▸ Instruction: Produce a word-for-word copy of the listing below without its pictures.

---- Extracted material

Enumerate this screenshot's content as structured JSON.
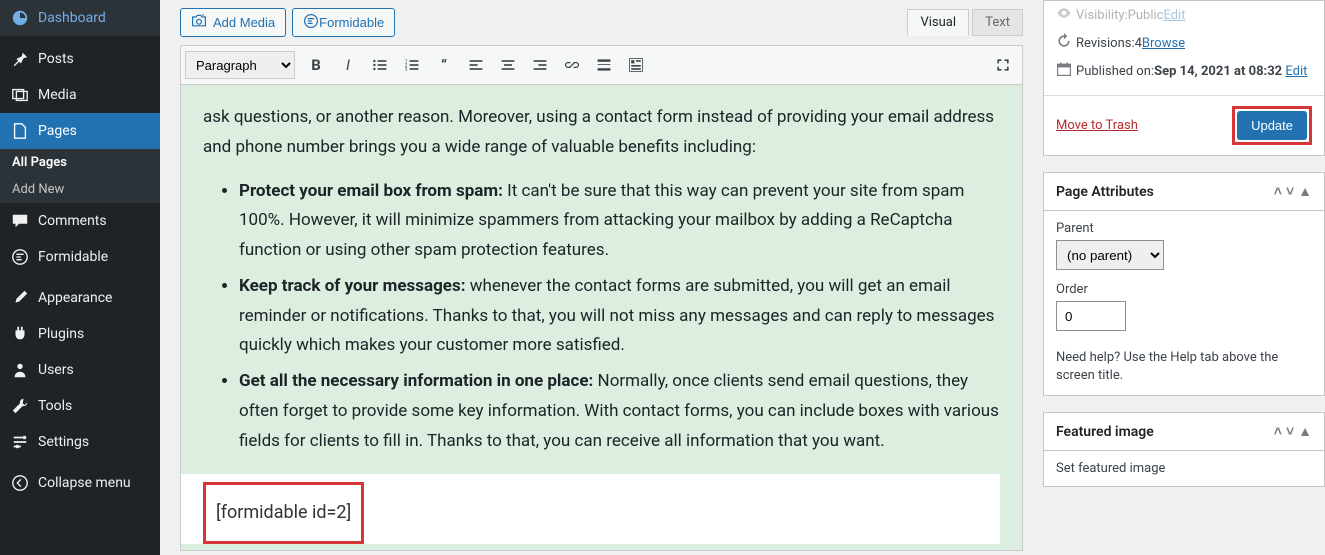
{
  "sidebar": {
    "dashboard": "Dashboard",
    "posts": "Posts",
    "media": "Media",
    "pages": "Pages",
    "all_pages": "All Pages",
    "add_new": "Add New",
    "comments": "Comments",
    "formidable": "Formidable",
    "appearance": "Appearance",
    "plugins": "Plugins",
    "users": "Users",
    "tools": "Tools",
    "settings": "Settings",
    "collapse": "Collapse menu"
  },
  "editor": {
    "add_media": "Add Media",
    "formidable": "Formidable",
    "tab_visual": "Visual",
    "tab_text": "Text",
    "paragraph": "Paragraph"
  },
  "content": {
    "para1": "ask questions, or another reason. Moreover, using a contact form instead of providing your email address and phone number brings you a wide range of valuable benefits including:",
    "b1_strong": "Protect your email box from spam:",
    "b1_text": " It can't be sure that this way can prevent your site from spam 100%. However, it will minimize spammers from attacking your mailbox by adding a ReCaptcha function or using other spam protection features.",
    "b2_strong": "Keep track of your messages:",
    "b2_text": " whenever the contact forms are submitted, you will get an email reminder or notifications. Thanks to that, you will not miss any messages and can reply to messages quickly which makes your customer more satisfied.",
    "b3_strong": "Get all the necessary information in one place:",
    "b3_text": " Normally, once clients send email questions, they often forget to provide some key information. With contact forms, you can include boxes with various fields for clients to fill in. Thanks to that, you can receive all information that you want.",
    "shortcode": "[formidable id=2]"
  },
  "publish": {
    "visibility_label": "Visibility: ",
    "visibility_value": "Public ",
    "edit": "Edit",
    "revisions_label": "Revisions: ",
    "revisions_count": "4 ",
    "browse": "Browse",
    "published_label": "Published on: ",
    "published_date": "Sep 14, 2021 at 08:32",
    "trash": "Move to Trash",
    "update": "Update"
  },
  "attrs": {
    "title": "Page Attributes",
    "parent_label": "Parent",
    "parent_value": "(no parent)",
    "order_label": "Order",
    "order_value": "0",
    "help": "Need help? Use the Help tab above the screen title."
  },
  "featured": {
    "title": "Featured image",
    "link": "Set featured image"
  }
}
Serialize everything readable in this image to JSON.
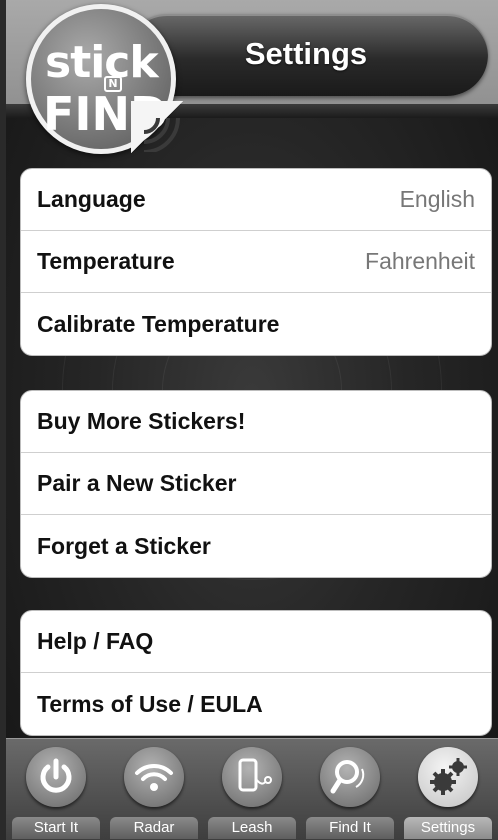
{
  "header": {
    "title": "Settings",
    "logo_text_top": "stick",
    "logo_text_mid": "N",
    "logo_text_bottom": "FIND"
  },
  "groups": [
    {
      "rows": [
        {
          "label": "Language",
          "value": "English"
        },
        {
          "label": "Temperature",
          "value": "Fahrenheit"
        },
        {
          "label": "Calibrate Temperature",
          "value": ""
        }
      ]
    },
    {
      "rows": [
        {
          "label": "Buy More Stickers!",
          "value": ""
        },
        {
          "label": "Pair a New Sticker",
          "value": ""
        },
        {
          "label": "Forget a Sticker",
          "value": ""
        }
      ]
    },
    {
      "rows": [
        {
          "label": "Help / FAQ",
          "value": ""
        },
        {
          "label": "Terms of Use / EULA",
          "value": ""
        }
      ]
    }
  ],
  "tabbar": {
    "tabs": [
      {
        "label": "Start It",
        "icon": "power-icon",
        "active": false
      },
      {
        "label": "Radar",
        "icon": "wifi-icon",
        "active": false
      },
      {
        "label": "Leash",
        "icon": "phone-leash-icon",
        "active": false
      },
      {
        "label": "Find It",
        "icon": "magnifier-icon",
        "active": false
      },
      {
        "label": "Settings",
        "icon": "gears-icon",
        "active": true
      }
    ]
  },
  "colors": {
    "header_bg": "#9a9a9a",
    "screen_bg": "#262626",
    "row_value": "#777777"
  }
}
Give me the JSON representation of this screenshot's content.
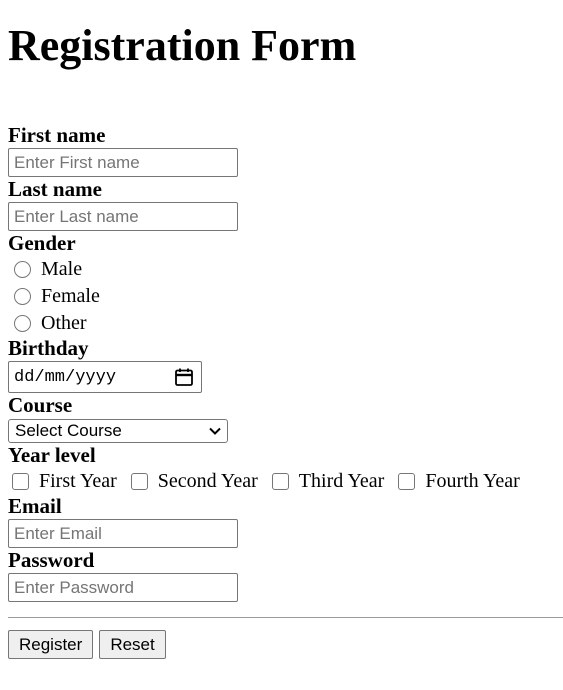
{
  "page": {
    "title": "Registration Form"
  },
  "form": {
    "first_name": {
      "label": "First name",
      "placeholder": "Enter First name",
      "value": ""
    },
    "last_name": {
      "label": "Last name",
      "placeholder": "Enter Last name",
      "value": ""
    },
    "gender": {
      "label": "Gender",
      "options": [
        "Male",
        "Female",
        "Other"
      ],
      "selected": null
    },
    "birthday": {
      "label": "Birthday",
      "placeholder": "dd/mm/yyyy",
      "icon": "calendar-icon"
    },
    "course": {
      "label": "Course",
      "selected": "Select Course",
      "icon": "chevron-down-icon"
    },
    "year_level": {
      "label": "Year level",
      "options": [
        "First Year",
        "Second Year",
        "Third Year",
        "Fourth Year"
      ],
      "checked": []
    },
    "email": {
      "label": "Email",
      "placeholder": "Enter Email",
      "value": ""
    },
    "password": {
      "label": "Password",
      "placeholder": "Enter Password",
      "value": ""
    }
  },
  "actions": {
    "register_label": "Register",
    "reset_label": "Reset"
  }
}
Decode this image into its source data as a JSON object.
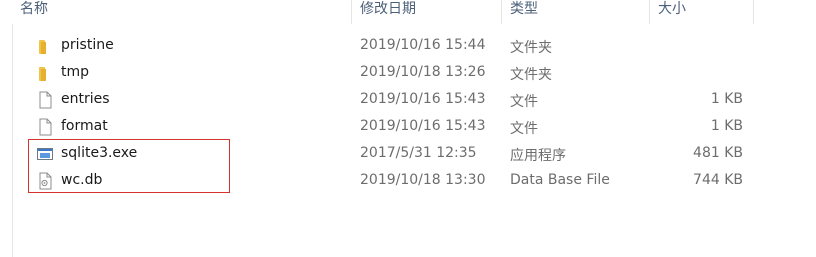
{
  "columns": {
    "name": "名称",
    "date": "修改日期",
    "type": "类型",
    "size": "大小"
  },
  "files": [
    {
      "name": "pristine",
      "date": "2019/10/16 15:44",
      "type": "文件夹",
      "size": "",
      "icon": "folder-icon"
    },
    {
      "name": "tmp",
      "date": "2019/10/18 13:26",
      "type": "文件夹",
      "size": "",
      "icon": "folder-icon"
    },
    {
      "name": "entries",
      "date": "2019/10/16 15:43",
      "type": "文件",
      "size": "1 KB",
      "icon": "file-icon"
    },
    {
      "name": "format",
      "date": "2019/10/16 15:43",
      "type": "文件",
      "size": "1 KB",
      "icon": "file-icon"
    },
    {
      "name": "sqlite3.exe",
      "date": "2017/5/31 12:35",
      "type": "应用程序",
      "size": "481 KB",
      "icon": "exe-icon"
    },
    {
      "name": "wc.db",
      "date": "2019/10/18 13:30",
      "type": "Data Base File",
      "size": "744 KB",
      "icon": "db-file-icon"
    }
  ],
  "colors": {
    "header_text": "#4c607a",
    "folder": "#f0c44b",
    "highlight_box": "#d4312f"
  }
}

--------

▸ Exercise answer:
Enumerate this screenshot's content as structured JSON.
{
  "sidebar": {
    "dashboard": "Dashboard",
    "posts": "Posts",
    "media": "Media",
    "pages": "Pages",
    "all_pages": "All Pages",
    "add_new": "Add New",
    "comments": "Comments",
    "formidable": "Formidable",
    "appearance": "Appearance",
    "plugins": "Plugins",
    "users": "Users",
    "tools": "Tools",
    "settings": "Settings",
    "collapse": "Collapse menu"
  },
  "editor": {
    "add_media": "Add Media",
    "formidable": "Formidable",
    "tab_visual": "Visual",
    "tab_text": "Text",
    "paragraph": "Paragraph"
  },
  "content": {
    "para1": "ask questions, or another reason. Moreover, using a contact form instead of providing your email address and phone number brings you a wide range of valuable benefits including:",
    "b1_strong": "Protect your email box from spam:",
    "b1_text": " It can't be sure that this way can prevent your site from spam 100%. However, it will minimize spammers from attacking your mailbox by adding a ReCaptcha function or using other spam protection features.",
    "b2_strong": "Keep track of your messages:",
    "b2_text": " whenever the contact forms are submitted, you will get an email reminder or notifications. Thanks to that, you will not miss any messages and can reply to messages quickly which makes your customer more satisfied.",
    "b3_strong": "Get all the necessary information in one place:",
    "b3_text": " Normally, once clients send email questions, they often forget to provide some key information. With contact forms, you can include boxes with various fields for clients to fill in. Thanks to that, you can receive all information that you want.",
    "shortcode": "[formidable id=2]"
  },
  "publish": {
    "visibility_label": "Visibility: ",
    "visibility_value": "Public ",
    "edit": "Edit",
    "revisions_label": "Revisions: ",
    "revisions_count": "4 ",
    "browse": "Browse",
    "published_label": "Published on: ",
    "published_date": "Sep 14, 2021 at 08:32",
    "trash": "Move to Trash",
    "update": "Update"
  },
  "attrs": {
    "title": "Page Attributes",
    "parent_label": "Parent",
    "parent_value": "(no parent)",
    "order_label": "Order",
    "order_value": "0",
    "help": "Need help? Use the Help tab above the screen title."
  },
  "featured": {
    "title": "Featured image",
    "link": "Set featured image"
  }
}
Serialize everything readable in this image to JSON.
{
  "header": {
    "title": "Settings",
    "logo_text_top": "stick",
    "logo_text_mid": "N",
    "logo_text_bottom": "FIND"
  },
  "groups": [
    {
      "rows": [
        {
          "label": "Language",
          "value": "English"
        },
        {
          "label": "Temperature",
          "value": "Fahrenheit"
        },
        {
          "label": "Calibrate Temperature",
          "value": ""
        }
      ]
    },
    {
      "rows": [
        {
          "label": "Buy More Stickers!",
          "value": ""
        },
        {
          "label": "Pair a New Sticker",
          "value": ""
        },
        {
          "label": "Forget a Sticker",
          "value": ""
        }
      ]
    },
    {
      "rows": [
        {
          "label": "Help / FAQ",
          "value": ""
        },
        {
          "label": "Terms of Use / EULA",
          "value": ""
        }
      ]
    }
  ],
  "tabbar": {
    "tabs": [
      {
        "label": "Start It",
        "icon": "power-icon",
        "active": false
      },
      {
        "label": "Radar",
        "icon": "wifi-icon",
        "active": false
      },
      {
        "label": "Leash",
        "icon": "phone-leash-icon",
        "active": false
      },
      {
        "label": "Find It",
        "icon": "magnifier-icon",
        "active": false
      },
      {
        "label": "Settings",
        "icon": "gears-icon",
        "active": true
      }
    ]
  },
  "colors": {
    "header_bg": "#9a9a9a",
    "screen_bg": "#262626",
    "row_value": "#777777"
  }
}
Give me the JSON representation of this screenshot's content.
{
  "page": {
    "title": "Registration Form"
  },
  "form": {
    "first_name": {
      "label": "First name",
      "placeholder": "Enter First name",
      "value": ""
    },
    "last_name": {
      "label": "Last name",
      "placeholder": "Enter Last name",
      "value": ""
    },
    "gender": {
      "label": "Gender",
      "options": [
        "Male",
        "Female",
        "Other"
      ],
      "selected": null
    },
    "birthday": {
      "label": "Birthday",
      "placeholder": "dd/mm/yyyy",
      "icon": "calendar-icon"
    },
    "course": {
      "label": "Course",
      "selected": "Select Course",
      "icon": "chevron-down-icon"
    },
    "year_level": {
      "label": "Year level",
      "options": [
        "First Year",
        "Second Year",
        "Third Year",
        "Fourth Year"
      ],
      "checked": []
    },
    "email": {
      "label": "Email",
      "placeholder": "Enter Email",
      "value": ""
    },
    "password": {
      "label": "Password",
      "placeholder": "Enter Password",
      "value": ""
    }
  },
  "actions": {
    "register_label": "Register",
    "reset_label": "Reset"
  }
}
Decode this image into its source data as a JSON object.
{
  "columns": {
    "name": "名称",
    "date": "修改日期",
    "type": "类型",
    "size": "大小"
  },
  "files": [
    {
      "name": "pristine",
      "date": "2019/10/16 15:44",
      "type": "文件夹",
      "size": "",
      "icon": "folder-icon"
    },
    {
      "name": "tmp",
      "date": "2019/10/18 13:26",
      "type": "文件夹",
      "size": "",
      "icon": "folder-icon"
    },
    {
      "name": "entries",
      "date": "2019/10/16 15:43",
      "type": "文件",
      "size": "1 KB",
      "icon": "file-icon"
    },
    {
      "name": "format",
      "date": "2019/10/16 15:43",
      "type": "文件",
      "size": "1 KB",
      "icon": "file-icon"
    },
    {
      "name": "sqlite3.exe",
      "date": "2017/5/31 12:35",
      "type": "应用程序",
      "size": "481 KB",
      "icon": "exe-icon"
    },
    {
      "name": "wc.db",
      "date": "2019/10/18 13:30",
      "type": "Data Base File",
      "size": "744 KB",
      "icon": "db-file-icon"
    }
  ],
  "colors": {
    "header_text": "#4c607a",
    "folder": "#f0c44b",
    "highlight_box": "#d4312f"
  }
}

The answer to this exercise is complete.